═══ Material for this exercise
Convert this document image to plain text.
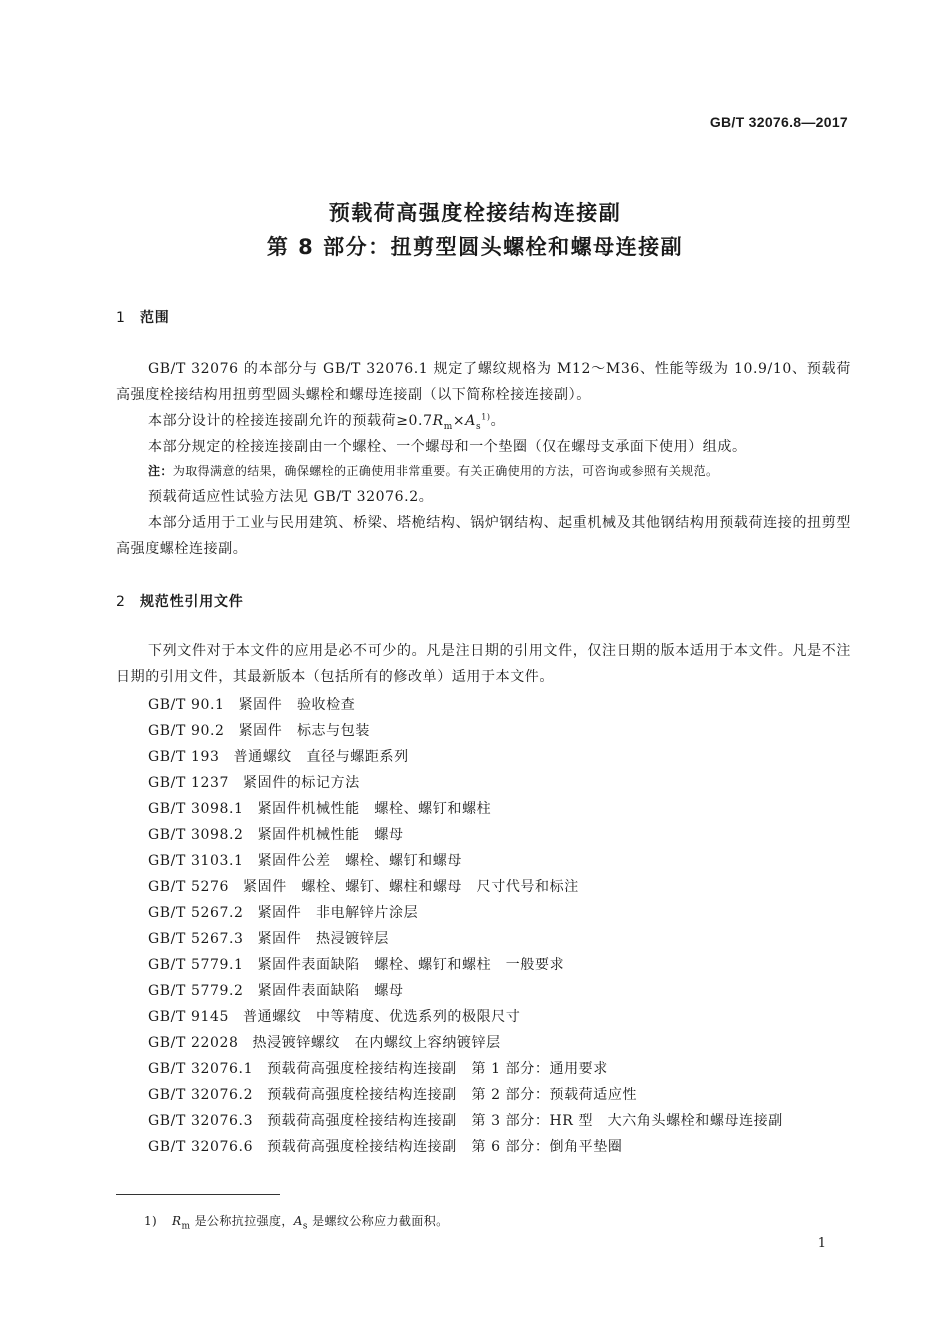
GB/T 32076.8—2017
预载荷高强度栓接结构连接副
第 8 部分：扭剪型圆头螺栓和螺母连接副
1 范围
GB/T 32076 的本部分与 GB/T 32076.1 规定了螺纹规格为 M12～M36、性能等级为 10.9/10、预载荷高强度栓接结构用扭剪型圆头螺栓和螺母连接副（以下简称栓接连接副）。
本部分设计的栓接连接副允许的预载荷$\ge 0.7R_m\times A_s^{1)}$。
本部分规定的栓接连接副由一个螺栓、一个螺母和一个垫圈（仅在螺母支承面下使用）组成。
注：为取得满意的结果，确保螺栓的正确使用非常重要。有关正确使用的方法，可咨询或参照有关规范。
预载荷适应性试验方法见 GB/T 32076.2。
本部分适用于工业与民用建筑、桥梁、塔桅结构、锅炉钢结构、起重机械及其他钢结构用预载荷连接的扭剪型高强度螺栓连接副。
2 规范性引用文件
下列文件对于本文件的应用是必不可少的。凡是注日期的引用文件，仅注日期的版本适用于本文件。凡是不注日期的引用文件，其最新版本（包括所有的修改单）适用于本文件。
GB/T 90.1 紧固件　验收检查
GB/T 90.2 紧固件　标志与包装
GB/T 193 普通螺纹　直径与螺距系列
GB/T 1237 紧固件的标记方法
GB/T 3098.1 紧固件机械性能　螺栓、螺钉和螺柱
GB/T 3098.2 紧固件机械性能　螺母
GB/T 3103.1 紧固件公差　螺栓、螺钉和螺母
GB/T 5276 紧固件　螺栓、螺钉、螺柱和螺母　尺寸代号和标注
GB/T 5267.2 紧固件　非电解锌片涂层
GB/T 5267.3 紧固件　热浸镀锌层
GB/T 5779.1 紧固件表面缺陷　螺栓、螺钉和螺柱　一般要求
GB/T 5779.2 紧固件表面缺陷　螺母
GB/T 9145 普通螺纹　中等精度、优选系列的极限尺寸
GB/T 22028 热浸镀锌螺纹　在内螺纹上容纳镀锌层
GB/T 32076.1 预载荷高强度栓接结构连接副　第 1 部分：通用要求
GB/T 32076.2 预载荷高强度栓接结构连接副　第 2 部分：预载荷适应性
GB/T 32076.3 预载荷高强度栓接结构连接副　第 3 部分：HR 型　大六角头螺栓和螺母连接副
GB/T 32076.6 预载荷高强度栓接结构连接副　第 6 部分：倒角平垫圈
1) $R_m$ 是公称抗拉强度，$A_s$ 是螺纹公称应力截面积。
1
══════
> What the task asks
Search the data above for lines holding "预载荷高强度栓接结构连接副" and copy each of them.

> Answer to the exercise
预载荷高强度栓接结构连接副
GB/T 32076.1 预载荷高强度栓接结构连接副　第 1 部分：通用要求
GB/T 32076.2 预载荷高强度栓接结构连接副　第 2 部分：预载荷适应性
GB/T 32076.3 预载荷高强度栓接结构连接副　第 3 部分：HR 型　大六角头螺栓和螺母连接副
GB/T 32076.6 预载荷高强度栓接结构连接副　第 6 部分：倒角平垫圈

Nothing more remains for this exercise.